:: Input rows
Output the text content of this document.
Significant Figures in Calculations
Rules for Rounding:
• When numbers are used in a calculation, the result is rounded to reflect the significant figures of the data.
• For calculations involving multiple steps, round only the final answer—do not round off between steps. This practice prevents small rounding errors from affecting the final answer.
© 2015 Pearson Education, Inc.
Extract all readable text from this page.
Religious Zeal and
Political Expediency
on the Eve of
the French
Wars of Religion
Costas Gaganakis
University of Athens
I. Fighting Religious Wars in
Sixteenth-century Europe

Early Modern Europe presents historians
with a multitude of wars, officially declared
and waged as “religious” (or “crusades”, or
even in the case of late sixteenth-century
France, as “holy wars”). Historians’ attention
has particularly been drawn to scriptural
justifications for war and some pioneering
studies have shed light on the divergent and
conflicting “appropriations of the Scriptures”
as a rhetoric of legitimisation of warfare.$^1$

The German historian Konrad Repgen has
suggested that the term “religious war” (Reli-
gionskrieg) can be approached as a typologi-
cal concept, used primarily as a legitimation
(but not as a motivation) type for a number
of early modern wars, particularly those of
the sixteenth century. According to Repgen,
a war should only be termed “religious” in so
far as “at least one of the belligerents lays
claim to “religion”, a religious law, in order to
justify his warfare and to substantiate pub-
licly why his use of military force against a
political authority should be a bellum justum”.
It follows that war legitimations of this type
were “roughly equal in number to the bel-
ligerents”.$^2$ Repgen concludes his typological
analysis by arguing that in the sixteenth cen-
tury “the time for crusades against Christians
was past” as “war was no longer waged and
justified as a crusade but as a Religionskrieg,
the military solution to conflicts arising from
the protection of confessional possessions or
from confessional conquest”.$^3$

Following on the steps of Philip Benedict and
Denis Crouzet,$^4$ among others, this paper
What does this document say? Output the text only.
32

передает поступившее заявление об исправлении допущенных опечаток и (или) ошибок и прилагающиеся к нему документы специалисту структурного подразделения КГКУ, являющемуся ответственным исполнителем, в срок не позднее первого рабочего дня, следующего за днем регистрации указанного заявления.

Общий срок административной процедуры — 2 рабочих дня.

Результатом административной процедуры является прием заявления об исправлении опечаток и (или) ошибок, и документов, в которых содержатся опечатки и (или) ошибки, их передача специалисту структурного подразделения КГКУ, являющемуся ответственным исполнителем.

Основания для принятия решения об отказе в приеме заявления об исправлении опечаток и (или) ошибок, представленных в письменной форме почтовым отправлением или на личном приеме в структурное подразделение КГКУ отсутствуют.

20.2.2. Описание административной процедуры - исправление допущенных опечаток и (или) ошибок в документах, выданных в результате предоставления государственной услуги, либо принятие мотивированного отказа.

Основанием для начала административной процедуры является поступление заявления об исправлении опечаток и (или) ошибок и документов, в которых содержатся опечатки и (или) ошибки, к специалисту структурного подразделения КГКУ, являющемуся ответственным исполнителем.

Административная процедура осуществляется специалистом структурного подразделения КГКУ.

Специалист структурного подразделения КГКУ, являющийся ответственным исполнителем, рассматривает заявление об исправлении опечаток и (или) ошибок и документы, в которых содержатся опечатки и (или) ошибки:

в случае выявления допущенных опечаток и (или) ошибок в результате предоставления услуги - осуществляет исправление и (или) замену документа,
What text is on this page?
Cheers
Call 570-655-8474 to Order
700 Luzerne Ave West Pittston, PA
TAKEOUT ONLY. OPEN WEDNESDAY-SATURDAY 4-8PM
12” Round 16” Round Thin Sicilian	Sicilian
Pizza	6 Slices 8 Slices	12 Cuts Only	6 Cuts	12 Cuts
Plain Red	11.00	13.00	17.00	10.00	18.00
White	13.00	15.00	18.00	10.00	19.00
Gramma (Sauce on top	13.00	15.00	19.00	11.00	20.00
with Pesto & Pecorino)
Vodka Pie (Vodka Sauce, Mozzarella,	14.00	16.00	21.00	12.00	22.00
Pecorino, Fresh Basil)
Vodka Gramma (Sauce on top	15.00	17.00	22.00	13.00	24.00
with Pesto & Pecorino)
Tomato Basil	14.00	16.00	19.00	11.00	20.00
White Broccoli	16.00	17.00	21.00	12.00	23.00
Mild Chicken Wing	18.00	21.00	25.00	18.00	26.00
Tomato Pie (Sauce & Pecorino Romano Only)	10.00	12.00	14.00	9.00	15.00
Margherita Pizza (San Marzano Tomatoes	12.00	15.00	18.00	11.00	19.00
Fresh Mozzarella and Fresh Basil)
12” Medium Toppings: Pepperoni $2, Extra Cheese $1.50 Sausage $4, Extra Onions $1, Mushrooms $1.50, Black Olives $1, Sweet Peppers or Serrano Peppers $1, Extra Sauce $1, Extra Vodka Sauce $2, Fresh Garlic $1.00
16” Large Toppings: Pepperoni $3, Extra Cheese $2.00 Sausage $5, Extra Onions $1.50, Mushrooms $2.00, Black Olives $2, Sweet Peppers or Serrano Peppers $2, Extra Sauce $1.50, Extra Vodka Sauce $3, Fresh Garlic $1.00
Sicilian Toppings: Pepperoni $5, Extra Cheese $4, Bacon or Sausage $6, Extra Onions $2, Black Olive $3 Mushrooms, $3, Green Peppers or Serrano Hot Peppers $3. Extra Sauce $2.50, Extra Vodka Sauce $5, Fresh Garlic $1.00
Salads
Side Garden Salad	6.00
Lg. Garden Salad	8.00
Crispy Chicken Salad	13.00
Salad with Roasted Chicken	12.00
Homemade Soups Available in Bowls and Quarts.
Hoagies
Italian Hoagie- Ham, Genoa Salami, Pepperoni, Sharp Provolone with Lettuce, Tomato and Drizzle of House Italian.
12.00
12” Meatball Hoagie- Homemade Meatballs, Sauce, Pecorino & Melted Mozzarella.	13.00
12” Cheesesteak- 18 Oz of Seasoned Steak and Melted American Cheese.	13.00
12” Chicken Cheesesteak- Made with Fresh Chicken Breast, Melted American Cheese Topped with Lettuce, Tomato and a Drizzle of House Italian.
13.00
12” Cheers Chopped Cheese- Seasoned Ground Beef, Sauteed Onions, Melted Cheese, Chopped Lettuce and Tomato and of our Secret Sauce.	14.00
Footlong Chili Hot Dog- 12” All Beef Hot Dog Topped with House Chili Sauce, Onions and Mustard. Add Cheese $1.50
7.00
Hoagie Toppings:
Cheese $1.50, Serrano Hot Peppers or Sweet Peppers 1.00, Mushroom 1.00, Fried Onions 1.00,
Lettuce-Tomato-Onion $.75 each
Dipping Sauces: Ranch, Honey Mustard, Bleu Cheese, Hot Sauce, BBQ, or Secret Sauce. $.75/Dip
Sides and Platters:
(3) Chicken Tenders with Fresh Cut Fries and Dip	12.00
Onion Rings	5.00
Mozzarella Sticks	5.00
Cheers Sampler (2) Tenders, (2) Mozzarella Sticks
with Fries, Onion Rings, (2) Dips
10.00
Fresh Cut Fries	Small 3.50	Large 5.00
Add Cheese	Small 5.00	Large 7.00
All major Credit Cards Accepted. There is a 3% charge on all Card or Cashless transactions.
::::
→ **Exercise requirements**
Select the lines that carry the string "Gramma" and copy them.

→ **Exercise solution**
Gramma (Sauce on top	13.00	15.00	19.00	11.00	20.00
Vodka Gramma (Sauce on top	15.00	17.00	22.00	13.00	24.00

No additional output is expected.